Extrait à lire ::
━━━━━━━━━━

Tous les ministères, avec lui, ont rétréci à la cuisson : le superministère de l’environnement a accouché d’une souris incapable de lutter contre les frondes grotesques anti-éoliennes, celui de la justice a été aux mains pendant deux bonnes années d’une arriviste en chef, dont la carrière météoritique avait été annoncée ici-même avant même qu’elle ne retombe dans l’atmosphère, les ailes brûlées par le ridicule, le ministère de l’éducation dans celles d’un catholique orthodoxe qui depuis passe son temps à démantibuler ses successeurs, le ministère de l’intérieur n’existant pas : son représentant ne servant que de photocopieuse à emballement de la parole présidentielle. Les ministres ont tous rétréci : Kouchner, qui n’est déjà pas bien grand, est devenu transparent et simple relais mégaphone de ce que décide le secrétaire de l’Elysée, le ministre de la Jeunesse nouvellement nommé inaugure des maisons de retraite, le ministre des transports peine à se battre pour empêcher la SNCF de voir ses TGV se faire doubler par des trains allemands, le ministre de la Défense rêve davantage à sa future candidature qu’à vendre un Rafale qu’il a décrit comme "trop complexe" ce qui aide à la vente pour sûr.... Bref, avec Sarkozy, c’est étrange mais tout devient plus petit : les projets, leurs réalisations, tout est à la baisse... Même la bourse est en baisse, et Kerviel n’y est pour rien. Sauf les ambitions personnelles, à croire qu’au contact tous se sont dit "mais si lui il est arrivé là, pourquoi pas moi" ? L’explosion et l’exposition démesurées de ces ambitions disproportionnées (Morin Présient !) est bien la preuve d’un constat déplorable : la fonction présidentielle a été tellement affaiblie que n’importe qui, aujourd’hui, peut y prétendre. Encore deux années de Sarkozy, et Johnny Hallyday a toutes ses chances. Barbelivien en ministre de l’éducation rentre dans le domaine du possible et Clavier ou Reno en ministres de l’intérieur et de la sécurité publique aux personnes âgées, fonction qui ne devrait pas tarder à apparaître..

━━━━━━━━━━

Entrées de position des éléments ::
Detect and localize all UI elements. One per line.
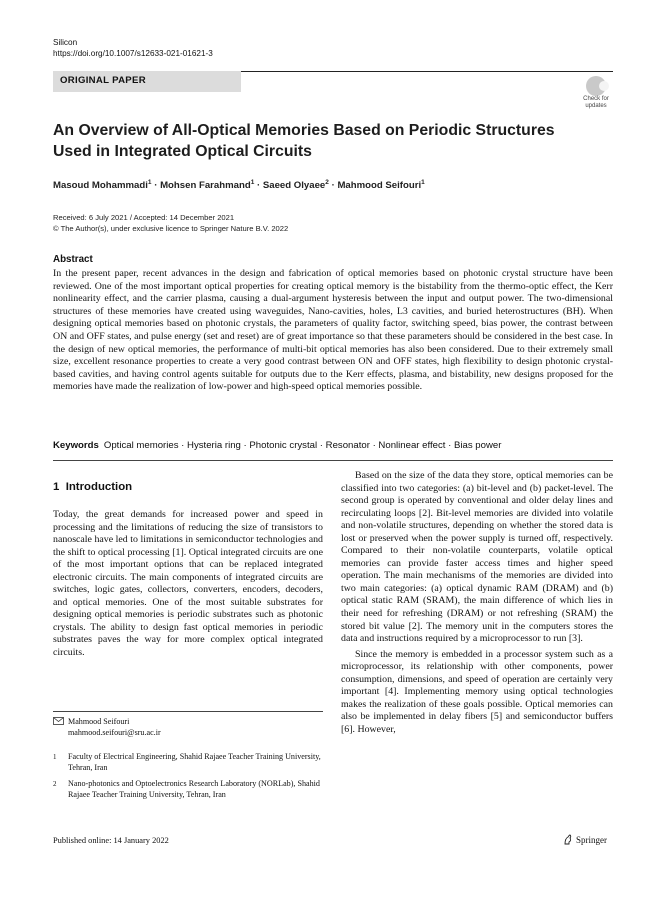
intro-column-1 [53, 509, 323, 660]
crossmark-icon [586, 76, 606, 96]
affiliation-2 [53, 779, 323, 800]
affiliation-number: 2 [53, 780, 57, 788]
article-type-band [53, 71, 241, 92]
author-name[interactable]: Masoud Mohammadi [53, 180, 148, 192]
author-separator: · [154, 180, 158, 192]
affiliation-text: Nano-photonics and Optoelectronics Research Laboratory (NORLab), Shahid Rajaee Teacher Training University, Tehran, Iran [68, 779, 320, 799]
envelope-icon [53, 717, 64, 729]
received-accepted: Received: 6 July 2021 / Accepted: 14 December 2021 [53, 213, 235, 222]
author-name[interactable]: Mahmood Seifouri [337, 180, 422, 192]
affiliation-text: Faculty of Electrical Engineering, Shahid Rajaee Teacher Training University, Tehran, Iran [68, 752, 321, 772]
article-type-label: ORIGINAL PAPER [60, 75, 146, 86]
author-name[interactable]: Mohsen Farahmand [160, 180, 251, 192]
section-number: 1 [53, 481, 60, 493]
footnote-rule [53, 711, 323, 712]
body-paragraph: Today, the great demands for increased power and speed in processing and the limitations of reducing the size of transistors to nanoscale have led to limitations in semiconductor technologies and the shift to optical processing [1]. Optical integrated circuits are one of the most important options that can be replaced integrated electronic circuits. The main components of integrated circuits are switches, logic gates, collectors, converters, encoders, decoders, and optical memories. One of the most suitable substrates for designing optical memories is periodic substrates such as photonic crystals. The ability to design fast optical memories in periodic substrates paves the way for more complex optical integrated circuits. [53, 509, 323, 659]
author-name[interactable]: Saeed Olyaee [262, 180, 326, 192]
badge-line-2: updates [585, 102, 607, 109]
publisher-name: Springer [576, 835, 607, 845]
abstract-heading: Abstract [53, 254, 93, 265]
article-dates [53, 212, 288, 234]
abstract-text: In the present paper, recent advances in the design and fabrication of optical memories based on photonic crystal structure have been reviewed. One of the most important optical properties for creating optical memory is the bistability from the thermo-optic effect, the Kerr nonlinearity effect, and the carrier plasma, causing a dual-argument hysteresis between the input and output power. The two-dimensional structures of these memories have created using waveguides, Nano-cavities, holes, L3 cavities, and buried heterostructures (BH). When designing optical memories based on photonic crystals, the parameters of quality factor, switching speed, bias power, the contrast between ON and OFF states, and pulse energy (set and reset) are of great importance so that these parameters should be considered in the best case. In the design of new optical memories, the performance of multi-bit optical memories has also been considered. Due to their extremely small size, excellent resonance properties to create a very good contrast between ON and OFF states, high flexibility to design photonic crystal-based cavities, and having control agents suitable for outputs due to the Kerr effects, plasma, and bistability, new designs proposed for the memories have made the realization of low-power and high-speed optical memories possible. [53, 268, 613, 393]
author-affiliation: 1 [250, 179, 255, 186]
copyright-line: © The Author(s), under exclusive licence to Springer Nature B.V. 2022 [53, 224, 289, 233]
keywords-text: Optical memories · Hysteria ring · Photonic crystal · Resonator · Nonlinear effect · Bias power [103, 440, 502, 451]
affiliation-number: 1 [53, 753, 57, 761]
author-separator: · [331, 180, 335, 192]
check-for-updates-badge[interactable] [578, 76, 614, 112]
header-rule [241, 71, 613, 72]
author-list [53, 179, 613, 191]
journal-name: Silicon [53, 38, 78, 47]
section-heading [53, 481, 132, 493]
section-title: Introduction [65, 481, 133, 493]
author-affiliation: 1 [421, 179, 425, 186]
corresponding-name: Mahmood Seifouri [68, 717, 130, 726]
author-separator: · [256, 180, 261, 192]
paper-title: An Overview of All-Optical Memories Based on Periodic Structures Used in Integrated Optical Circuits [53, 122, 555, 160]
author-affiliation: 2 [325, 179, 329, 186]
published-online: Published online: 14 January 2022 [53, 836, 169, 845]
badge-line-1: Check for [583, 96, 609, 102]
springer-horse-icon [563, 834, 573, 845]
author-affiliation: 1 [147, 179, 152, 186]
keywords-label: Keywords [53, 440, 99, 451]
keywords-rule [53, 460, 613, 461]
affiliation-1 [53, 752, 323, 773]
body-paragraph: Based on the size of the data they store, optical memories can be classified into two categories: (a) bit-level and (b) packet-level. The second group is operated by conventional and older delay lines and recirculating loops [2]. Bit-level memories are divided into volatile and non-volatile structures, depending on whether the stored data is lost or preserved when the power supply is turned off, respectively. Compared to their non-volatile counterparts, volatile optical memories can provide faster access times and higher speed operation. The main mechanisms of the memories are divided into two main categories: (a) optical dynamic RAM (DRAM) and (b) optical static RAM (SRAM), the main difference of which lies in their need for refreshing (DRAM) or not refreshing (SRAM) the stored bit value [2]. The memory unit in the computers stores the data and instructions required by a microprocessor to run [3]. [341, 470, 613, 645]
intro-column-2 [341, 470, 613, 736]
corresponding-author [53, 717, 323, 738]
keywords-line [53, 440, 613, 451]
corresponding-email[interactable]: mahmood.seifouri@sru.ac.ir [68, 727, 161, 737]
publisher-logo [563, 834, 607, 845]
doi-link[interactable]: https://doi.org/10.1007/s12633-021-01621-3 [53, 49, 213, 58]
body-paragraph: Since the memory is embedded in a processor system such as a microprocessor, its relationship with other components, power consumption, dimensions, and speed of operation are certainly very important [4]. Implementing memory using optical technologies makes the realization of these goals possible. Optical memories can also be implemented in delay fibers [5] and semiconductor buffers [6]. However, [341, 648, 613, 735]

━━━━━━━━━━

Série de tâches ::
A – Résumez en deux phrases l'extrait sur les ministères sous Sarkozy.
B – Reprenez l'extrait sur les ministères sous Sarkozy à la suite de sa dernière phrase.
Le matériel n'a aucun lien avec l'extrait.

Problèmes résolus ::
A – Avec Sarkozy, tous les ministères et leurs ministres ont rétréci, de l'environnement à la justice, de l'éducation à l'intérieur, de la Jeunesse aux transports et à la Défense, et les projets comme leurs réalisations sont à la baisse. Seules les ambitions personnelles ont grandi, ce qui prouve que la fonction présidentielle a été si affaiblie que n'importe qui peut aujourd'hui y prétendre.

B –
 
Finalement, il restera dans l’histoire non pas comme un grand président, mais bien comme un tout petit. Quand il sera parti, il ne restera plus qu’à constater les dégâts. Tout ce qu’il a aura touché aura rétréci. Il nous a rendu la vie... impossible : tout le contraire de son slogan de 2007.
 
(*) ma première comparaison  cinématographique, après un an d’exercice tenant toujours, sinon encore davantage...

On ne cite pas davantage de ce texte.